### [Task instructions]
Search the data for the string "vovi" and extract every line where it appears.
* START Provided data *
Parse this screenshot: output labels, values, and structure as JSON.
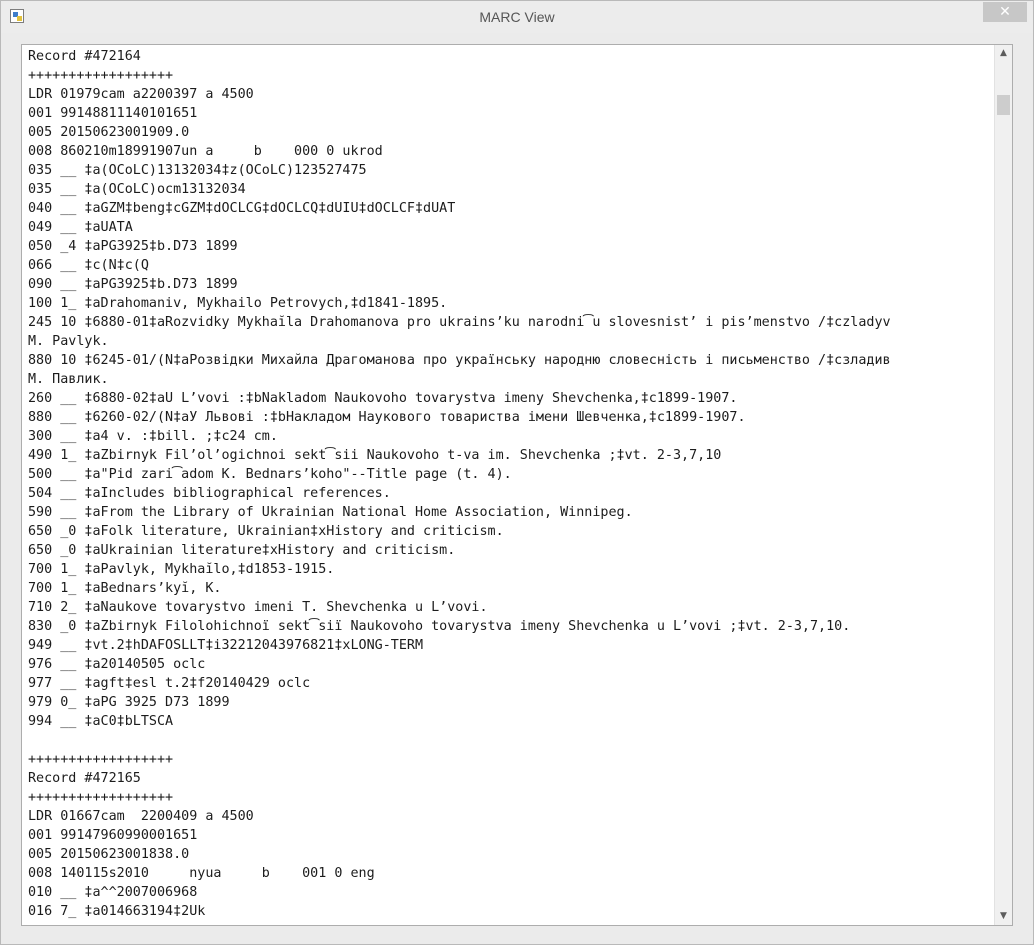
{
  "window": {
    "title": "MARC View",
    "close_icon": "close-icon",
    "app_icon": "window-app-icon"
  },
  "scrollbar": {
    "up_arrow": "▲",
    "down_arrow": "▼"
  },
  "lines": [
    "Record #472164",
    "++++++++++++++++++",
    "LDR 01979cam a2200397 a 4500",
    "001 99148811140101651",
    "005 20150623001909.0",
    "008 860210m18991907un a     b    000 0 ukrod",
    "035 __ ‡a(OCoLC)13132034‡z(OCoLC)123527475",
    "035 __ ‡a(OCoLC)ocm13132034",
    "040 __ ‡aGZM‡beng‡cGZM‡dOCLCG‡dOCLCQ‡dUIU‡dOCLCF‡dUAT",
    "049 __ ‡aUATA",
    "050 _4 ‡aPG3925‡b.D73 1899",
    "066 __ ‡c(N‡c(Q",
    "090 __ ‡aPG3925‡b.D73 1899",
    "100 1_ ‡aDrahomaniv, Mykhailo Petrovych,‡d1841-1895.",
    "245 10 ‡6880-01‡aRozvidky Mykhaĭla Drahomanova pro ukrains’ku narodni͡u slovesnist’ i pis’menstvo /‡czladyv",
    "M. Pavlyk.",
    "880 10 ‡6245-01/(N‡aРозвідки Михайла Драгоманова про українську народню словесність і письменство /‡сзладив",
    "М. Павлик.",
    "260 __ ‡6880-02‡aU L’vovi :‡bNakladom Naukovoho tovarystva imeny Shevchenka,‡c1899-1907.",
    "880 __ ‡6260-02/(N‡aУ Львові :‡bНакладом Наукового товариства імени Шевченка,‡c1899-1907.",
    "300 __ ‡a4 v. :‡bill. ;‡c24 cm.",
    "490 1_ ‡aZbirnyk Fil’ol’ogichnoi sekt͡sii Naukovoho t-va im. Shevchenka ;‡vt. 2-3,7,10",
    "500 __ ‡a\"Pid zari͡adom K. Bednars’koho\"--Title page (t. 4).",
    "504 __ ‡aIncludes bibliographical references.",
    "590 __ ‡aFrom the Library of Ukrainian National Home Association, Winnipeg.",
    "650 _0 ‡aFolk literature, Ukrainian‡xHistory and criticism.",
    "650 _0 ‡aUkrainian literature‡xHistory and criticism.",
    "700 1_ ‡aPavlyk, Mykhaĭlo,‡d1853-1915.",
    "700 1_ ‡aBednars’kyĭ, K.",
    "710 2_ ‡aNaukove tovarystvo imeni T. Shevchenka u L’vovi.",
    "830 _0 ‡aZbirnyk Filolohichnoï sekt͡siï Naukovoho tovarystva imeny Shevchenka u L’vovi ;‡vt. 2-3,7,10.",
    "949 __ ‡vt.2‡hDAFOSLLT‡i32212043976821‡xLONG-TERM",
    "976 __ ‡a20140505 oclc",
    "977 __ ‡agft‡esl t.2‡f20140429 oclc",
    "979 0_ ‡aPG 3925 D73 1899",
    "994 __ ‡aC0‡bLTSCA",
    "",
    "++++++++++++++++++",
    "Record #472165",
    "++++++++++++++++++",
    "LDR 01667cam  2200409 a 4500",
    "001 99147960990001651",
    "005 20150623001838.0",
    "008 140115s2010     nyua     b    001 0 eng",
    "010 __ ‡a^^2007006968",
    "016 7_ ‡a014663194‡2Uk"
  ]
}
* END Provided data *
### [Answer to the exercise]
    "260 __ ‡6880-02‡aU L’vovi :‡bNakladom Naukovoho tovarystva imeny Shevchenka,‡c1899-1907.",
    "710 2_ ‡aNaukove tovarystvo imeni T. Shevchenka u L’vovi.",
    "830 _0 ‡aZbirnyk Filolohichnoï sekt͡siï Naukovoho tovarystva imeny Shevchenka u L’vovi ;‡vt. 2-3,7,10.",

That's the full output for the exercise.